# Exercise text
━━━

Australian wheat and milling company

John Darling and Son was an Australian wheat merchant and flour milling company founded in Adelaide, South Australia, for many years the largest in Australia.

It was founded by John Darling Sr. (1831–1905), a businessman of Scottish origin, and his eldest son, John Darling, Jr. (1852–1914), and then by Harold Gordon Darling. It was registered as a private company in Victoria in 1953 with three directors: Norman Darling, Leonard Darling, and Leonard Gordon Darling.

In 1962 John Darling and Son (Aust) Ltd. was acquired by Allied Mills, which was taken over by Fielder Gillespie Davis Limited in 1986.

==Darling family ==

=== First generation ===
==== Early years in Scotland ====
John Darling (23 February 1831 – 10 April 1905) was born in Edinburgh, Scotland, in 1831, second son of John Darling of Duns, into a family of modest means, and was educated at George Heriot's School. His father died when he was ten years, and he was forced to leave school, aged eleven years. His first job was as an office boy at the printing shop of Balfour & Jack, but lost that job after six or eight weeks. He next worked at Duncan Sinclair and Sons' type foundry "Whitford House", then at Alexander Wilson & Son, followed by James Marr, Gallie, & Co., where he worked for about 12 years. Several of his friends, including Alexander Dowie and Joseph Fergusonlater an owner of The Registerhad emigrated to South Australia in 1851, and realising the lack of opportunities for advancement in Edinburgh, decided to follow them. He was not a wealthy man, and did not qualify for assisted passage, so it took some time before they emigrated.

==== Establishment of flour milling in Adelaide ====
Early in 1855 John Darling Sr., his wife and two sons arrived at Semaphore, South Australia in the "Isabella", sailing from Leith. Four days later he was working in the Rundle Street store of Berry & Gall. This job did not last long, but through a friend he soon found employment with baker Robert Birrell of Grenfell Street. This job lasted two years before he left to earn a living with a horse and cart, and at the same time helped set up his wife in a store adjacent to the Stag Inn on Rundle Street. This failed to attract much custom so they built a shop "Millbrook Store" on Glen Osmond Road, which slowly became profitable. Meanwhile, he had been approached by James Smith, of Giles & Smith, Waymouth Street who had a flour mill on West Terrace and in the five years in their employ learned the wheat and flour business. He then resigned from Giles and Smith, and in 1865 was trading independently. In 1867 he took over the sole management of the grain stores in Waymouth Street formerly owned by R. G. Bowen (later to become the factory of D & W. Murray).

In 1872 he made his eldest son John Darling Jr. a partner in the business, thereafter known as John Darling & Son, millers, grain, and general merchants. For thirty years the business grew steadily, the "Grain King" setting up branches throughout South Australia's wheat belt, buying up flour mills then establishing agencies in Melbourne in 1880 and London, his company handling most of Australia's export grain.

John Darling Sr. retired from the business in October 1897, and he died of sudden heart failure at the family home "Thurloo" on Kent Terrace, Kent Town.

━━━

# Material shown

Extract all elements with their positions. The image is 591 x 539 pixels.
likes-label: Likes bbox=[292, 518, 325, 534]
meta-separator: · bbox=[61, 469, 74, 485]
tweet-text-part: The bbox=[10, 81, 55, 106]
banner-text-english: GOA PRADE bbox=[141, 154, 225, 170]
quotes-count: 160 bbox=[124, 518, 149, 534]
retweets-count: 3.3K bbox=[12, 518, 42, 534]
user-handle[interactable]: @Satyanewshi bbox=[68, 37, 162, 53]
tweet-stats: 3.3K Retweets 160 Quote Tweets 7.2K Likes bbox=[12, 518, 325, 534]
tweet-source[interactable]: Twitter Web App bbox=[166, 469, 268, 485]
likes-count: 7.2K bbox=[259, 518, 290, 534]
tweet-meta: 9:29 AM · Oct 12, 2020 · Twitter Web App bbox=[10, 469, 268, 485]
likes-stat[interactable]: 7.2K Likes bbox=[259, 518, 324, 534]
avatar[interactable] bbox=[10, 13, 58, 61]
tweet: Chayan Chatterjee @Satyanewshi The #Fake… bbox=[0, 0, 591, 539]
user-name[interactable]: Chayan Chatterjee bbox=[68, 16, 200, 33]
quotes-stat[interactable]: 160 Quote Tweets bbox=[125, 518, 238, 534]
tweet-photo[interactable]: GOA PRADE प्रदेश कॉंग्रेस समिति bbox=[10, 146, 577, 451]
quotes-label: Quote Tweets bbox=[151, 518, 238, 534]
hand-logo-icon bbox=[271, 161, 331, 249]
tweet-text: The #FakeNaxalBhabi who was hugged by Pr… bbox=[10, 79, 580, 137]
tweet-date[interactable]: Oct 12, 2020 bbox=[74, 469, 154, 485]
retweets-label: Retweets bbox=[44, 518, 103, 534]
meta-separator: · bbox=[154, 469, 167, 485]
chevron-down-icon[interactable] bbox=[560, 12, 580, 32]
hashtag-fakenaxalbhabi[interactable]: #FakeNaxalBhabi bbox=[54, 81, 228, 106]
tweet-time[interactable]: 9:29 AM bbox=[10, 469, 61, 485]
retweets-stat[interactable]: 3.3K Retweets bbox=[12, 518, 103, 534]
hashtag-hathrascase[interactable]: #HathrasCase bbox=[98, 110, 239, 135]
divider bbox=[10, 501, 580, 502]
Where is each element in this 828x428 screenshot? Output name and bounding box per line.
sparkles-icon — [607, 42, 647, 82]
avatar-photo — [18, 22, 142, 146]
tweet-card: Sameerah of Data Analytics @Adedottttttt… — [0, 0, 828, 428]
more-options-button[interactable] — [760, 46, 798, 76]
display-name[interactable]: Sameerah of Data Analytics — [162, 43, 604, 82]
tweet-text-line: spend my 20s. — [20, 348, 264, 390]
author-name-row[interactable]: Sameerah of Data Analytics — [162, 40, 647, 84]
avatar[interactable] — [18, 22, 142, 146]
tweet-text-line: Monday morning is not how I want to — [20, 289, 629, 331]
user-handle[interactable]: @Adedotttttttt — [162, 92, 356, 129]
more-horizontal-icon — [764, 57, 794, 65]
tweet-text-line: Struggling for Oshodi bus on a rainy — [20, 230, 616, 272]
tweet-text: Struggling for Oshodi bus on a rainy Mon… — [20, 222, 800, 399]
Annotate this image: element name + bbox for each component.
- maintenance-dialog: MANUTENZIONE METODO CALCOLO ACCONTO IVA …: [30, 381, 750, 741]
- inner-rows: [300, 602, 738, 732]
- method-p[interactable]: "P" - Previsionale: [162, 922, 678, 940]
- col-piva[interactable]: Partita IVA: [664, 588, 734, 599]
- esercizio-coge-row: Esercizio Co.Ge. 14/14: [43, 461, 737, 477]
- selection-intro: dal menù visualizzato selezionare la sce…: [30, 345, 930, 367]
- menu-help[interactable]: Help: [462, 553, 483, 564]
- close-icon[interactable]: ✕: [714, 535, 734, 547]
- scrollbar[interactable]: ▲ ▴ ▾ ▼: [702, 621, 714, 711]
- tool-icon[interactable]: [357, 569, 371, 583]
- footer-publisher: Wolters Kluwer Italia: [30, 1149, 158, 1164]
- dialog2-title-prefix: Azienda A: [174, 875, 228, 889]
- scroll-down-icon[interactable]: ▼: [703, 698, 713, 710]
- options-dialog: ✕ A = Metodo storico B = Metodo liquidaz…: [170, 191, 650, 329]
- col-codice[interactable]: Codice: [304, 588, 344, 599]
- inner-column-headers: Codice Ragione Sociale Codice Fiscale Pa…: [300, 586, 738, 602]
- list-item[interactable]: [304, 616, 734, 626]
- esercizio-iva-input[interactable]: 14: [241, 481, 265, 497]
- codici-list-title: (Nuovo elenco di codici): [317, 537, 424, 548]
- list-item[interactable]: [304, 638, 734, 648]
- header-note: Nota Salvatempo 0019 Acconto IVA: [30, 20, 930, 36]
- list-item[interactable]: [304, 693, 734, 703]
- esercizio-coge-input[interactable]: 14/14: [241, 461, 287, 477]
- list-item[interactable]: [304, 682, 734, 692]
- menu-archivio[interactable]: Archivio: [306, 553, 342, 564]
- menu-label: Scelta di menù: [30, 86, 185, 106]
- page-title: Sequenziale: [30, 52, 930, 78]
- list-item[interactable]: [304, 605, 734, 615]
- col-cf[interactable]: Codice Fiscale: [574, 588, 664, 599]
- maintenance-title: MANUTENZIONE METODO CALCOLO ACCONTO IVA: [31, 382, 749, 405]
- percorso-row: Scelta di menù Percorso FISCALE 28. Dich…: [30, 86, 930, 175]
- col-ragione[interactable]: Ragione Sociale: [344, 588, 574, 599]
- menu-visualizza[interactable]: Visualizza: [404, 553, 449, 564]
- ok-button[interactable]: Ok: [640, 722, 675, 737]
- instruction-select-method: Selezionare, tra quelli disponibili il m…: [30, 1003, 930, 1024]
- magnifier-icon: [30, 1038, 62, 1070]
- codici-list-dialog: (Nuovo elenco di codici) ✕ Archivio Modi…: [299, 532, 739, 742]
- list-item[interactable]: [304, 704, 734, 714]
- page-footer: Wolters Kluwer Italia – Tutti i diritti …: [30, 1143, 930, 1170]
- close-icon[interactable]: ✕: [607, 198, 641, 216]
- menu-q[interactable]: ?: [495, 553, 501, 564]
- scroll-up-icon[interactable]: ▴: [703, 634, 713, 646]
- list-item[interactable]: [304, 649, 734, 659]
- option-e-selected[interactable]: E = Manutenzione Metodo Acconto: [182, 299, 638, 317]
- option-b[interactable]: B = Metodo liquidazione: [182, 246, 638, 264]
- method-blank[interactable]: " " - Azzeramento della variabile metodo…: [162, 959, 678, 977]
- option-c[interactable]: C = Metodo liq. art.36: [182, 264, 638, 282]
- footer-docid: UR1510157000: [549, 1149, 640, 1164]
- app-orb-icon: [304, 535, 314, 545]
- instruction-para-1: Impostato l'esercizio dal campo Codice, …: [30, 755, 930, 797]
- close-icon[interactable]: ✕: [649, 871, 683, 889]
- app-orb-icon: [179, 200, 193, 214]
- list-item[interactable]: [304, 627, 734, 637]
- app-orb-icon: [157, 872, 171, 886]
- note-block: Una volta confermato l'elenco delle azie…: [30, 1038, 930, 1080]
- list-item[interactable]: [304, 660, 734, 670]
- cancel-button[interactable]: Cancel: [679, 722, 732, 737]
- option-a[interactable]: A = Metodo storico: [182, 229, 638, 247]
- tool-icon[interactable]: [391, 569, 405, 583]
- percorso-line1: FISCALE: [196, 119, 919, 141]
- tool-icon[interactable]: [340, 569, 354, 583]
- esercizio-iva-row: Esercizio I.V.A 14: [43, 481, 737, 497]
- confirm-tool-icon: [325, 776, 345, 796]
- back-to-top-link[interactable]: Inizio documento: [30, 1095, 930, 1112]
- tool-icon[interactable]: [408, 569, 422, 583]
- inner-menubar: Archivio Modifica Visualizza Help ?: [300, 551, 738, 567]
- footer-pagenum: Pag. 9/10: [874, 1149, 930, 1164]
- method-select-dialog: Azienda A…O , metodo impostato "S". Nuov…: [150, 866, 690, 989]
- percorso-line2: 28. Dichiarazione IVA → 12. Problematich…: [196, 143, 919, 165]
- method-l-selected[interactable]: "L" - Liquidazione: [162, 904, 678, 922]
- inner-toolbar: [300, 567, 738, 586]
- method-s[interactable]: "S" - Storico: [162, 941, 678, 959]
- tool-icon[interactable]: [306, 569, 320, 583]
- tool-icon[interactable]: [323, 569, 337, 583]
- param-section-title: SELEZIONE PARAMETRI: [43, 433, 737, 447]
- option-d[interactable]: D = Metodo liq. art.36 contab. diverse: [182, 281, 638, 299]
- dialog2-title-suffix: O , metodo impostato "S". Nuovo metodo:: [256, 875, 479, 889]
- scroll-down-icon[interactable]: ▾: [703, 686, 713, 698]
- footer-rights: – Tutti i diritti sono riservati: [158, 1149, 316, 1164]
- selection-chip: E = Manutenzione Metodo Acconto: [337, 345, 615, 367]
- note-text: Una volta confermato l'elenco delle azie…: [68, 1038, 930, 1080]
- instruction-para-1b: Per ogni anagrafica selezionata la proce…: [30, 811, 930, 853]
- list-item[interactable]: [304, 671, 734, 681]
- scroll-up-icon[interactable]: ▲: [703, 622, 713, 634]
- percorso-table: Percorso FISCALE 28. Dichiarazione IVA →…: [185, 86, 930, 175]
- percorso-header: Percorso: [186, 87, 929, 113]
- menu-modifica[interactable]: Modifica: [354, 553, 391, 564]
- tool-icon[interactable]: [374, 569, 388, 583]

━━━

# Task instructions
Rewrite the stretch of the Darling family text from "John Darling Sr. retired" through "Terrace, Kent Town.", changing "Kent Terrace" to "Kent Road".

# Answer for the task
John Darling Sr. retired from the business in October 1897, and he died of sudden heart failure at the family home "Thurloo" on Kent Road, Kent Town.